WRITTEN INSTRUCTION - In the listing below, pick out lines with "this".
--- BEGIN ---
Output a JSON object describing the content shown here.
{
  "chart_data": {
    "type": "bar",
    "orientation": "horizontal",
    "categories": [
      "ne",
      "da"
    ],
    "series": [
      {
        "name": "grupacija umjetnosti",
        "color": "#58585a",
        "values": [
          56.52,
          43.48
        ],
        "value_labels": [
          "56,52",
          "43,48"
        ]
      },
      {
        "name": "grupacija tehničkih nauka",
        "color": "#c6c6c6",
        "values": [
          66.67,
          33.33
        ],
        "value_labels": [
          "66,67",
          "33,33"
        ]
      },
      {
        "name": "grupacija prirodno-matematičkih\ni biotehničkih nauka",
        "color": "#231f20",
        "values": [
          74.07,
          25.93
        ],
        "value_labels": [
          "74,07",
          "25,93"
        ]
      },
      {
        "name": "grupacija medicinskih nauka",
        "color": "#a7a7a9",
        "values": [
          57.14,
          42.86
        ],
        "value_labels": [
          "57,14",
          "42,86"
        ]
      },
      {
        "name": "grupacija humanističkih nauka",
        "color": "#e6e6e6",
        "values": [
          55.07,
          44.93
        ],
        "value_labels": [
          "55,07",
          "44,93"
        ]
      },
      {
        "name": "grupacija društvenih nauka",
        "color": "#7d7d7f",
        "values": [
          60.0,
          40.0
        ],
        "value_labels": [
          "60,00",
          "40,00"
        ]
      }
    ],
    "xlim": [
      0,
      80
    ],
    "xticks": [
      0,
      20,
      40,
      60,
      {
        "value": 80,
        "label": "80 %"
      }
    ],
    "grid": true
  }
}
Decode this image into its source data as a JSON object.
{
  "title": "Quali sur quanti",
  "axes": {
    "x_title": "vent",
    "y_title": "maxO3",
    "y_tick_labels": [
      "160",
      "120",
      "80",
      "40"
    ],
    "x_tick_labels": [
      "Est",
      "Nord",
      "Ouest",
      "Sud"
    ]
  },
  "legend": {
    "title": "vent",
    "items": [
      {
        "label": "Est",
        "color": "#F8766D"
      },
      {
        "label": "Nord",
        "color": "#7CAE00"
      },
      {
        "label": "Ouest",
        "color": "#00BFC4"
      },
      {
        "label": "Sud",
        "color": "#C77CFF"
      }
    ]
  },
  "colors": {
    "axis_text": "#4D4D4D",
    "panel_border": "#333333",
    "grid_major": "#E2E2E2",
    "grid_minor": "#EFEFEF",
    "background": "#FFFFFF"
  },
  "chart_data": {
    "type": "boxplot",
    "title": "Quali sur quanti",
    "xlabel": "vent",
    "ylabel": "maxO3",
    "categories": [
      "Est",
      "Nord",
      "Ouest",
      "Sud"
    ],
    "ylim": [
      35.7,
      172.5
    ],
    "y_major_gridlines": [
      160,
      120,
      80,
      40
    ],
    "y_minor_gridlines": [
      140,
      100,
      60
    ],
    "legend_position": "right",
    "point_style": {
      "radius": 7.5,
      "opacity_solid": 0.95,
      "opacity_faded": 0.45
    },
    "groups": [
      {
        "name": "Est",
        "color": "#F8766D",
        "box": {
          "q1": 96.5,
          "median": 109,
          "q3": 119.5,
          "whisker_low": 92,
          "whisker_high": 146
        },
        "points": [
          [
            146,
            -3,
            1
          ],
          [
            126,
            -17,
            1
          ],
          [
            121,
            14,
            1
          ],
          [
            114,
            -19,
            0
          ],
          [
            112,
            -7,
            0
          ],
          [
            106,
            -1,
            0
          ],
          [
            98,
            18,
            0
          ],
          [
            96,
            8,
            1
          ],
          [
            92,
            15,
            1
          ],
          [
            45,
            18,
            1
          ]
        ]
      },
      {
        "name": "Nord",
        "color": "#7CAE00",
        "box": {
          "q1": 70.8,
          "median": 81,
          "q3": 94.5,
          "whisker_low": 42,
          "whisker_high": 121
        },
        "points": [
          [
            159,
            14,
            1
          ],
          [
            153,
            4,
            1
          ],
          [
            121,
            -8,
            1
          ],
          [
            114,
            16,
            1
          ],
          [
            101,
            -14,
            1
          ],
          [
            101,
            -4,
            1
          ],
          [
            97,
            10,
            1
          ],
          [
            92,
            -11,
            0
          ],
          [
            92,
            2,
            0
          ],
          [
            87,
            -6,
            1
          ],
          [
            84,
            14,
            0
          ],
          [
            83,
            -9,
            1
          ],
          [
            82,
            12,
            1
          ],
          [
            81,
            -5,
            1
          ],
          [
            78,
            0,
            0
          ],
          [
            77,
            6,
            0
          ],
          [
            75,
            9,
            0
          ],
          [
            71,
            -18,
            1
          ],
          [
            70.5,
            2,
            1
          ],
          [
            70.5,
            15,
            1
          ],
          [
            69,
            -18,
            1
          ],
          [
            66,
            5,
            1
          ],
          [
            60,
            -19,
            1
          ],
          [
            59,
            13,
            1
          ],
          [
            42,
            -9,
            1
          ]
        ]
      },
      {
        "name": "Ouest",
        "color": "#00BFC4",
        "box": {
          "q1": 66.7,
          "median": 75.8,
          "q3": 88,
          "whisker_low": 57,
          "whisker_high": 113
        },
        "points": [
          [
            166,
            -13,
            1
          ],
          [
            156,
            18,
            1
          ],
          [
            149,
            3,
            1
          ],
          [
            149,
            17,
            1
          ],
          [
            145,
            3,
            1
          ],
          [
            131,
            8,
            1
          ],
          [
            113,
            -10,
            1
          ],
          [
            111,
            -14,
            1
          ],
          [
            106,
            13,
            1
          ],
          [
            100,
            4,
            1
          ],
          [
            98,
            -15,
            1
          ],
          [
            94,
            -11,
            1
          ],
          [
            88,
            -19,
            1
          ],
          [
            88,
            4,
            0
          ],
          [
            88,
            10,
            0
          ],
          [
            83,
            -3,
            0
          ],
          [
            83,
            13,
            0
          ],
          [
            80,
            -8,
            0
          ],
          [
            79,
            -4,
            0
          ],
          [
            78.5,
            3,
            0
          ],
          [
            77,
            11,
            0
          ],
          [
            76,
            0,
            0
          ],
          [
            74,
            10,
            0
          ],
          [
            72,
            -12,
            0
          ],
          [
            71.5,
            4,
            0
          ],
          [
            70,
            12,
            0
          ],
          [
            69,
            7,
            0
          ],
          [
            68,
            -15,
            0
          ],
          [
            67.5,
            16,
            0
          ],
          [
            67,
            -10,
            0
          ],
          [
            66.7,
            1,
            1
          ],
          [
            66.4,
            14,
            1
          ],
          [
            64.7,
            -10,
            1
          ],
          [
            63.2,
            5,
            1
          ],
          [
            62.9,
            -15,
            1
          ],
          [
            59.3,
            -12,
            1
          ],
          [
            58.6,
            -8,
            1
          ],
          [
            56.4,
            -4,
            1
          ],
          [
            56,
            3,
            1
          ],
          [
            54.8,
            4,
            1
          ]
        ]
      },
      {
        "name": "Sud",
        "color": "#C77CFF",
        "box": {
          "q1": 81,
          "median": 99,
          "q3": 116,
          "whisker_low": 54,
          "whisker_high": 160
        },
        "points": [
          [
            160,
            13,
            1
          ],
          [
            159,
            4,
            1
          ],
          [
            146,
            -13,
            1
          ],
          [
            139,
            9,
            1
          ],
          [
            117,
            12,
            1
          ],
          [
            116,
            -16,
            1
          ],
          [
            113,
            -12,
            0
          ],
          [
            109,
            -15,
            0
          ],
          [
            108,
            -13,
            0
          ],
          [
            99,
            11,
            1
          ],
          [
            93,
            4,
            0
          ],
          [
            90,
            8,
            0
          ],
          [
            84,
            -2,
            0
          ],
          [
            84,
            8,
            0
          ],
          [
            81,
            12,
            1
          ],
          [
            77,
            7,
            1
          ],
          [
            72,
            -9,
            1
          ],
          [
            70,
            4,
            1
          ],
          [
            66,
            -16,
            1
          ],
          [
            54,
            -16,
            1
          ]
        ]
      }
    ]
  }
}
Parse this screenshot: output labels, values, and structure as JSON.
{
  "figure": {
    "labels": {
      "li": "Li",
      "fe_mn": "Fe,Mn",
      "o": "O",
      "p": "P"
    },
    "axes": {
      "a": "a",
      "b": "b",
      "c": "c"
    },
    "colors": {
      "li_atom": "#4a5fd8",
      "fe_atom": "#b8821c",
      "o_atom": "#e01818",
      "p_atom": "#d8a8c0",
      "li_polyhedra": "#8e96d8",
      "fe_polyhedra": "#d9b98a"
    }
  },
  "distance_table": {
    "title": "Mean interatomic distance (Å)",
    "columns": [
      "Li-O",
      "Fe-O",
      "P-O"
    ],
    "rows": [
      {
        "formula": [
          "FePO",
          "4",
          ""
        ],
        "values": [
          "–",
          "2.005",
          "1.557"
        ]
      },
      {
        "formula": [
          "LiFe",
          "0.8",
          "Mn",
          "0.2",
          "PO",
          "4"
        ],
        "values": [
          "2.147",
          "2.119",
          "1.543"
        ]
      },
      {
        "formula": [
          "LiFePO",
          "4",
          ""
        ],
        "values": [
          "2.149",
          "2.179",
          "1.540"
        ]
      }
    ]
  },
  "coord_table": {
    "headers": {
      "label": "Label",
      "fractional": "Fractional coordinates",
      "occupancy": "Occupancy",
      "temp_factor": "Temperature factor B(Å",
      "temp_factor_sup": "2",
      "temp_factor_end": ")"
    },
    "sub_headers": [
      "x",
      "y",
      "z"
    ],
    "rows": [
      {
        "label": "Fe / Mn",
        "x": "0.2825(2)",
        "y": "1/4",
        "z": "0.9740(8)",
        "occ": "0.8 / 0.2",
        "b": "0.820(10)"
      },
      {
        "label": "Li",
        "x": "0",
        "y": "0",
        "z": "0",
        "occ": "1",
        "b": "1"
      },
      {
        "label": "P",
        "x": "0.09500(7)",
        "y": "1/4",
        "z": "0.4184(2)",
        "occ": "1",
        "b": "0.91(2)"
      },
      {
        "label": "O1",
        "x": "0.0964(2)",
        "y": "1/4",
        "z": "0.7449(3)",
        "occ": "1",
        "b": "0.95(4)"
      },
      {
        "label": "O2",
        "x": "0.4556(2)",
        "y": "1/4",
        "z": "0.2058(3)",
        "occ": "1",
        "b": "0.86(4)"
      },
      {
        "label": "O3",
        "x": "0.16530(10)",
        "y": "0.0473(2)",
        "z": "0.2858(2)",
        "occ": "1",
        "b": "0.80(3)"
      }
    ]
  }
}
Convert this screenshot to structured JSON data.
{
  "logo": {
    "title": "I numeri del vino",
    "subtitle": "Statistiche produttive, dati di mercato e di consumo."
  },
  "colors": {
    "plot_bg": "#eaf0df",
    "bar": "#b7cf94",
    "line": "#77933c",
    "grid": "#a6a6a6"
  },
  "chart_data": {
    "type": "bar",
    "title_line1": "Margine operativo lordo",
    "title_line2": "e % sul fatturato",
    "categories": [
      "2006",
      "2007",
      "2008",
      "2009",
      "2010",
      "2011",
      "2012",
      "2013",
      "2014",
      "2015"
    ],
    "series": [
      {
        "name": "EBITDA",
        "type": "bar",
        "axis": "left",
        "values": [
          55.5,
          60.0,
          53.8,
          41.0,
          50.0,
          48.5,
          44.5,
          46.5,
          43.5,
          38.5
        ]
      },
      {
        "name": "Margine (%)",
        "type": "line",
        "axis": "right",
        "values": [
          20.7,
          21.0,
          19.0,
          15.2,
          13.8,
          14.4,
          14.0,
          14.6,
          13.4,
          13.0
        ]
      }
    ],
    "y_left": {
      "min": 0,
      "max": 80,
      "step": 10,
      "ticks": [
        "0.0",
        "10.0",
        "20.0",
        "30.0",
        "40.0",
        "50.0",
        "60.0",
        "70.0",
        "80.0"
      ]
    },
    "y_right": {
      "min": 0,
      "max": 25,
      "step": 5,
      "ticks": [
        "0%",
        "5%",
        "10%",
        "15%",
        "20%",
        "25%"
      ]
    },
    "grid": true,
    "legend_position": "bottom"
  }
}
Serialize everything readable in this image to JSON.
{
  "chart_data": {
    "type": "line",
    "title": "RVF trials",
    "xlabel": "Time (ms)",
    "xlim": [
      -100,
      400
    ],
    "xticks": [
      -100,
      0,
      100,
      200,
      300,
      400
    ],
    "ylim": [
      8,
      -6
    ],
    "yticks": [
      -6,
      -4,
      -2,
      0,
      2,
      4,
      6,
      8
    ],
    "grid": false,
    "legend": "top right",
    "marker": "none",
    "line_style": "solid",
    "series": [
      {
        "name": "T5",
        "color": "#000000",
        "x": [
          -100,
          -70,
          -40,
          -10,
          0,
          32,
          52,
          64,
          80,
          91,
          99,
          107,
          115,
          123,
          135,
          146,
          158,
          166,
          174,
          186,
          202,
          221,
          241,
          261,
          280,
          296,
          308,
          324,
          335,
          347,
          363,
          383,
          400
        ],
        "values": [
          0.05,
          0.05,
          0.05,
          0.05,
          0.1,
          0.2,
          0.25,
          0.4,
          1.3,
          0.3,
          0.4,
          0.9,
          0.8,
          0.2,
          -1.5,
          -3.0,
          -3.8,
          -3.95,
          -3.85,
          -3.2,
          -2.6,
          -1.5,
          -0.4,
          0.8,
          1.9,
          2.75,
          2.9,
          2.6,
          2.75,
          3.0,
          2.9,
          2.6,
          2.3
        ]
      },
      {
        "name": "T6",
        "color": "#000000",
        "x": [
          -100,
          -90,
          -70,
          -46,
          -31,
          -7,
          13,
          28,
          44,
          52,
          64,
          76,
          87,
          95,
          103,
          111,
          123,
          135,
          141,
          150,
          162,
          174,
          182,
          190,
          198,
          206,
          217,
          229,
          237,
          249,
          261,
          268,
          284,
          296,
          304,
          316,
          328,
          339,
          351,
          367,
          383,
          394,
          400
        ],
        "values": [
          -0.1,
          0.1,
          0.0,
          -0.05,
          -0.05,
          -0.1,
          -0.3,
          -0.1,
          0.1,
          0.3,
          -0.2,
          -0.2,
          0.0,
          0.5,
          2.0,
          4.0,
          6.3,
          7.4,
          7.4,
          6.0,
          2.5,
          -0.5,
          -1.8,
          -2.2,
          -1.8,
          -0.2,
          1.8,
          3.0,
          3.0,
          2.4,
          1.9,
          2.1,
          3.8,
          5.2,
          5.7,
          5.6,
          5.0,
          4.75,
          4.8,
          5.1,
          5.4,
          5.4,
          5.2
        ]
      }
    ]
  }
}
--- END ---
RESPONSE -
Decode this image into its source data as a JSON object.
Parse this screenshot: output labels, values, and structure as JSON.
Convert this screenshot to structured JSON data.
Serialize everything readable in this image to JSON.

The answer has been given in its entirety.